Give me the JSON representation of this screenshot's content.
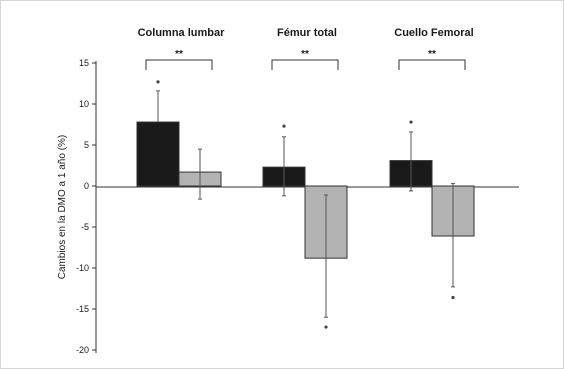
{
  "chart_data": {
    "type": "bar",
    "title": "",
    "xlabel": "",
    "ylabel": "Cambios en la DMO a 1 año (%)",
    "ylim": [
      -20,
      15
    ],
    "yticks": [
      15,
      10,
      5,
      0,
      -5,
      -10,
      -15,
      -20
    ],
    "categories": [
      "Columna lumbar",
      "Fémur total",
      "Cuello Femoral"
    ],
    "significance": [
      "**",
      "**",
      "**"
    ],
    "colors": [
      "#1a1a1a",
      "#b3b3b3"
    ],
    "series": [
      {
        "values": [
          7.8,
          2.3,
          3.1
        ],
        "err_high": [
          11.6,
          6.0,
          6.6
        ],
        "err_low": [
          null,
          -1.2,
          -0.6
        ],
        "outliers": [
          [
            12.7
          ],
          [
            7.3
          ],
          [
            7.8
          ]
        ]
      },
      {
        "values": [
          1.7,
          -8.8,
          -6.1
        ],
        "err_high": [
          4.5,
          -1.1,
          0.3
        ],
        "err_low": [
          -1.6,
          -16.0,
          -12.3
        ],
        "outliers": [
          [],
          [
            -17.2
          ],
          [
            -13.6
          ]
        ]
      }
    ],
    "grid": false
  }
}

# Required work
Write the records out again in full, exactly, and skip every picture.

# Worked solution
Give me the JSON representation of this screenshot's content.
{
  "chart_data": {
    "type": "bar",
    "title": "",
    "xlabel": "",
    "ylabel": "Cambios en la DMO a 1 año (%)",
    "ylim": [
      -20,
      15
    ],
    "yticks": [
      15,
      10,
      5,
      0,
      -5,
      -10,
      -15,
      -20
    ],
    "categories": [
      "Columna lumbar",
      "Fémur total",
      "Cuello Femoral"
    ],
    "significance": [
      "**",
      "**",
      "**"
    ],
    "colors": [
      "#1a1a1a",
      "#b3b3b3"
    ],
    "series": [
      {
        "values": [
          7.8,
          2.3,
          3.1
        ],
        "err_high": [
          11.6,
          6.0,
          6.6
        ],
        "err_low": [
          null,
          -1.2,
          -0.6
        ],
        "outliers": [
          [
            12.7
          ],
          [
            7.3
          ],
          [
            7.8
          ]
        ]
      },
      {
        "values": [
          1.7,
          -8.8,
          -6.1
        ],
        "err_high": [
          4.5,
          -1.1,
          0.3
        ],
        "err_low": [
          -1.6,
          -16.0,
          -12.3
        ],
        "outliers": [
          [],
          [
            -17.2
          ],
          [
            -13.6
          ]
        ]
      }
    ],
    "grid": false
  }
}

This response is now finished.